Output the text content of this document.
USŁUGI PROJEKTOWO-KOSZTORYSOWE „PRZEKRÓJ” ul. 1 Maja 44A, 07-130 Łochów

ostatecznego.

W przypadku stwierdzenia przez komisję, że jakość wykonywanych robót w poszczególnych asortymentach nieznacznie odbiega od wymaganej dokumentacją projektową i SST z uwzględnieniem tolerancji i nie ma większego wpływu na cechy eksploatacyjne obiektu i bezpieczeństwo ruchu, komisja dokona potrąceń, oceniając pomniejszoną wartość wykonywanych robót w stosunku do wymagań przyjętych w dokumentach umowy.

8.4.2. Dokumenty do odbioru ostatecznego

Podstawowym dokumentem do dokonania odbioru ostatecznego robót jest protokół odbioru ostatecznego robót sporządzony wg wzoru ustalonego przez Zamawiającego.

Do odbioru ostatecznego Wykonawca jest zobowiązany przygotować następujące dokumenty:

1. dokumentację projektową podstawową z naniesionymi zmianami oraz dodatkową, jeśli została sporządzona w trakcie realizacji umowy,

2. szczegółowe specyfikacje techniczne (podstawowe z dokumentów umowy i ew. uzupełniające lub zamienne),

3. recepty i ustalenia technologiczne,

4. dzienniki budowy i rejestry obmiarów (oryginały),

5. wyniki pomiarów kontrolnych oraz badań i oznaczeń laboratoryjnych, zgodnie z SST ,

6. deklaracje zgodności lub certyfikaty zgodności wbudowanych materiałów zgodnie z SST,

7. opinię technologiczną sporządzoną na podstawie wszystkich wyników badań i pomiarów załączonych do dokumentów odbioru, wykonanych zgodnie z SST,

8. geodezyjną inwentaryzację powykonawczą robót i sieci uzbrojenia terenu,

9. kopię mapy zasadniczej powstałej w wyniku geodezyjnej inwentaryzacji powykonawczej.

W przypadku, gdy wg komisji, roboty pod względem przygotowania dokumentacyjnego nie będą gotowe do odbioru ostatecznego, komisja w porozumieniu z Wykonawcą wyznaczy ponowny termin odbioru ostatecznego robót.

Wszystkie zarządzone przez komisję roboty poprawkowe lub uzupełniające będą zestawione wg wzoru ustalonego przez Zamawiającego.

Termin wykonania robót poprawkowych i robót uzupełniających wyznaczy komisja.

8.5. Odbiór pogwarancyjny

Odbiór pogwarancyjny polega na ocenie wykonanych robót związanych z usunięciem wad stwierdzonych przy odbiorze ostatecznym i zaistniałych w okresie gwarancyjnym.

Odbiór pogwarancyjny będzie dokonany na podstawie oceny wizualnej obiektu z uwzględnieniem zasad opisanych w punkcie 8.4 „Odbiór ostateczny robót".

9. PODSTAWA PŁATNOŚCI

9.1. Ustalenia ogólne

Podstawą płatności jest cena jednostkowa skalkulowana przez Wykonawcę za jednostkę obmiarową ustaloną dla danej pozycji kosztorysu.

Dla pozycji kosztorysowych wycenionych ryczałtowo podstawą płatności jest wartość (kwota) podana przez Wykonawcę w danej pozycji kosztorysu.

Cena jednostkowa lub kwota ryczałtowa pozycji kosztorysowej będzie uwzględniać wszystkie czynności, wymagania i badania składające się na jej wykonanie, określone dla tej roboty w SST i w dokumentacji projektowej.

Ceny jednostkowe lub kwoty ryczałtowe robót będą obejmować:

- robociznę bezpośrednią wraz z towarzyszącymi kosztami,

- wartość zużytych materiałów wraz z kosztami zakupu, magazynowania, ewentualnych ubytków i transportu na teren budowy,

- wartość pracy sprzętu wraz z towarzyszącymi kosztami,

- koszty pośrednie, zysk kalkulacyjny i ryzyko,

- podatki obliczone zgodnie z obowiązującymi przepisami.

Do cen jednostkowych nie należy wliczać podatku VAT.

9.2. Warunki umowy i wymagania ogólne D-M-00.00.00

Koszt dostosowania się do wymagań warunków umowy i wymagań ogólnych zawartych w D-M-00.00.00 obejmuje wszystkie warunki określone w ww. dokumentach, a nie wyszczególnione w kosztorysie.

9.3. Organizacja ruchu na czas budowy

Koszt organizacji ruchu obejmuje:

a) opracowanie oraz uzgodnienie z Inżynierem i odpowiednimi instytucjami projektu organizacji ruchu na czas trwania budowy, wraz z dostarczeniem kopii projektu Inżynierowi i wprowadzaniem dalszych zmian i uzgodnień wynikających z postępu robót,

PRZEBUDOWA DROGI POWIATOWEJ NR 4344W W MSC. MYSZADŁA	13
○ ○ ○ ○
▶ WRITTEN EXERCISE: Identify and list each line with the word "materiałów".

▶ EXERCISE RESULT:
6. deklaracje zgodności lub certyfikaty zgodności wbudowanych materiałów zgodnie z SST,
- wartość zużytych materiałów wraz z kosztami zakupu, magazynowania, ewentualnych ubytków i transportu na teren budowy,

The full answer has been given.